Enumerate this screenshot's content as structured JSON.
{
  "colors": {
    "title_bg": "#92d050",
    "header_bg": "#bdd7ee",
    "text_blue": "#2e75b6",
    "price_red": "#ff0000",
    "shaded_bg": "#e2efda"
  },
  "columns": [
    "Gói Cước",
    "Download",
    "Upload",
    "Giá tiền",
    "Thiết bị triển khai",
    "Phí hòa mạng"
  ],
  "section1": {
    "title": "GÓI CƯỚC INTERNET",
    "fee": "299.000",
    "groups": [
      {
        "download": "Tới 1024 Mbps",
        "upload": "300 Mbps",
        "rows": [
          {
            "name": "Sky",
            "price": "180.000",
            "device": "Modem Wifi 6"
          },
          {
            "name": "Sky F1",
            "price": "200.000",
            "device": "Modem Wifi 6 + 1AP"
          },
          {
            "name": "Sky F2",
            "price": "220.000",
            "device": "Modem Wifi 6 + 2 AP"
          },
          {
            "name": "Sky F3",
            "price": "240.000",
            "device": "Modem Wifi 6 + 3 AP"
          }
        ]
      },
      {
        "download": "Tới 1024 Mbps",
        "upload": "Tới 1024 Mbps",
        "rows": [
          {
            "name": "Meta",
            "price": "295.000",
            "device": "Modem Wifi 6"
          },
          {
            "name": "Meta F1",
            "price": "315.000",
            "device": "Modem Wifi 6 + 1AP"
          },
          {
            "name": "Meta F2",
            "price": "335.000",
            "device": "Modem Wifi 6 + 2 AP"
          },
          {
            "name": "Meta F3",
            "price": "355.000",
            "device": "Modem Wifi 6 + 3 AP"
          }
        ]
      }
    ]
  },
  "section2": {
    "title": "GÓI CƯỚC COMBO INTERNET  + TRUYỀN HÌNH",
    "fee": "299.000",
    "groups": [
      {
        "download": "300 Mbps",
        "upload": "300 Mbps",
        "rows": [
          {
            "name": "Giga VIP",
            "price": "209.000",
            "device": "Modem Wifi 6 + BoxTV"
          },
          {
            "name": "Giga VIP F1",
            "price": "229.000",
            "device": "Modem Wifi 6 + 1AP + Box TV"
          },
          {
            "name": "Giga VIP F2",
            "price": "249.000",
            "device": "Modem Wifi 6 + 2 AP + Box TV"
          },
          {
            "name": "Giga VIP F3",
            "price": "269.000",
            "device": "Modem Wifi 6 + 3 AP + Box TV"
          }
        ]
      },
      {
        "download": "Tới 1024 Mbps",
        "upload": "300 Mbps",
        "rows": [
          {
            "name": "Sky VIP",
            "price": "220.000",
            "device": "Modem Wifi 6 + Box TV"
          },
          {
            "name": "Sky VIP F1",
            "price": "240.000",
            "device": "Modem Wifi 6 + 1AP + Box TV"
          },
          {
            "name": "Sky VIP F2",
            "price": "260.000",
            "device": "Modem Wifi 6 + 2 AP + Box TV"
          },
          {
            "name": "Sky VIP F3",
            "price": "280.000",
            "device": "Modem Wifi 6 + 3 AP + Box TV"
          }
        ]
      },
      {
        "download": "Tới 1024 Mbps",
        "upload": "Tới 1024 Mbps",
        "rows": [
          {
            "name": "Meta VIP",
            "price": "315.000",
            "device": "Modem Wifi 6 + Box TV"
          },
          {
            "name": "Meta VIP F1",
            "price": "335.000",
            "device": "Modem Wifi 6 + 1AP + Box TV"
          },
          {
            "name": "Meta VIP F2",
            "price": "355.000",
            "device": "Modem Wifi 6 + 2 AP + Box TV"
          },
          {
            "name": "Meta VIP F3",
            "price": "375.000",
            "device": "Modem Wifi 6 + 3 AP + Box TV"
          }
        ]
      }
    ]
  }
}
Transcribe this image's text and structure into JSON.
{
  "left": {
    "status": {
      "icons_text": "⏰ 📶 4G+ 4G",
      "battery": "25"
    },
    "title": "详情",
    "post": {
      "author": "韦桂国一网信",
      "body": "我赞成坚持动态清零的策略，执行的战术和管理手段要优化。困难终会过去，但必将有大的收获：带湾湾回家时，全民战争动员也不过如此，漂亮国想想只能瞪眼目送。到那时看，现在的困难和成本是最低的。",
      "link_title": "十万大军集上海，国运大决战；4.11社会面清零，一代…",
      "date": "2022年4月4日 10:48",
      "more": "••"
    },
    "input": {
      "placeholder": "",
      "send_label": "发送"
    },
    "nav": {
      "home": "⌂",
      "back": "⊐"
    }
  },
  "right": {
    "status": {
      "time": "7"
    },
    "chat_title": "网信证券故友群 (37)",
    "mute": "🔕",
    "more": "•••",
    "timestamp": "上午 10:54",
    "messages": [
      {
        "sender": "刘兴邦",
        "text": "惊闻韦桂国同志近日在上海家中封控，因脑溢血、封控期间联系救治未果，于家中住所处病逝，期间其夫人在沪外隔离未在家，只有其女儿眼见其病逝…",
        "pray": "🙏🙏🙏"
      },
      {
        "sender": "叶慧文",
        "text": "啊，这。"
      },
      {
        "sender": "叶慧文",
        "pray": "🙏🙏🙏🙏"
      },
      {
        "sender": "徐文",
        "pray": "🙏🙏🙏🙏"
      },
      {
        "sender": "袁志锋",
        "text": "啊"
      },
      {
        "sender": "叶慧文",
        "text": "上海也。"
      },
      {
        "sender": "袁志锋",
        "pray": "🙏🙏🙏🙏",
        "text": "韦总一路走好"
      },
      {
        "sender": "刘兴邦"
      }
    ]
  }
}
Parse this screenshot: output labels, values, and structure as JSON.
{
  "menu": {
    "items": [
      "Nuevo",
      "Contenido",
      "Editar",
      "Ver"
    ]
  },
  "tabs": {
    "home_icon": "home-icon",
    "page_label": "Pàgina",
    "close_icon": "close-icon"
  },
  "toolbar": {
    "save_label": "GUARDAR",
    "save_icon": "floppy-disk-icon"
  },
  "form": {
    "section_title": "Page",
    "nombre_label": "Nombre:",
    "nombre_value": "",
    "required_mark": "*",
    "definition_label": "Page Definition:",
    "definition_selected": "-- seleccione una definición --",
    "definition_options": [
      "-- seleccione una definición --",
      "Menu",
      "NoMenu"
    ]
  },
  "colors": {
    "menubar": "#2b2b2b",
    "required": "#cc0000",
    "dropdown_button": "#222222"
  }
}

» Work instructions
From the line holding "Parse this screenshot: output" down to the final line above, quote every line exactly and only those lines.

» Solution to this problem
Parse this screenshot: output labels, values, and structure as JSON.
{
  "menu": {
    "items": [
      "Nuevo",
      "Contenido",
      "Editar",
      "Ver"
    ]
  },
  "tabs": {
    "home_icon": "home-icon",
    "page_label": "Pàgina",
    "close_icon": "close-icon"
  },
  "toolbar": {
    "save_label": "GUARDAR",
    "save_icon": "floppy-disk-icon"
  },
  "form": {
    "section_title": "Page",
    "nombre_label": "Nombre:",
    "nombre_value": "",
    "required_mark": "*",
    "definition_label": "Page Definition:",
    "definition_selected": "-- seleccione una definición --",
    "definition_options": [
      "-- seleccione una definición --",
      "Menu",
      "NoMenu"
    ]
  },
  "colors": {
    "menubar": "#2b2b2b",
    "required": "#cc0000",
    "dropdown_button": "#222222"
  }
}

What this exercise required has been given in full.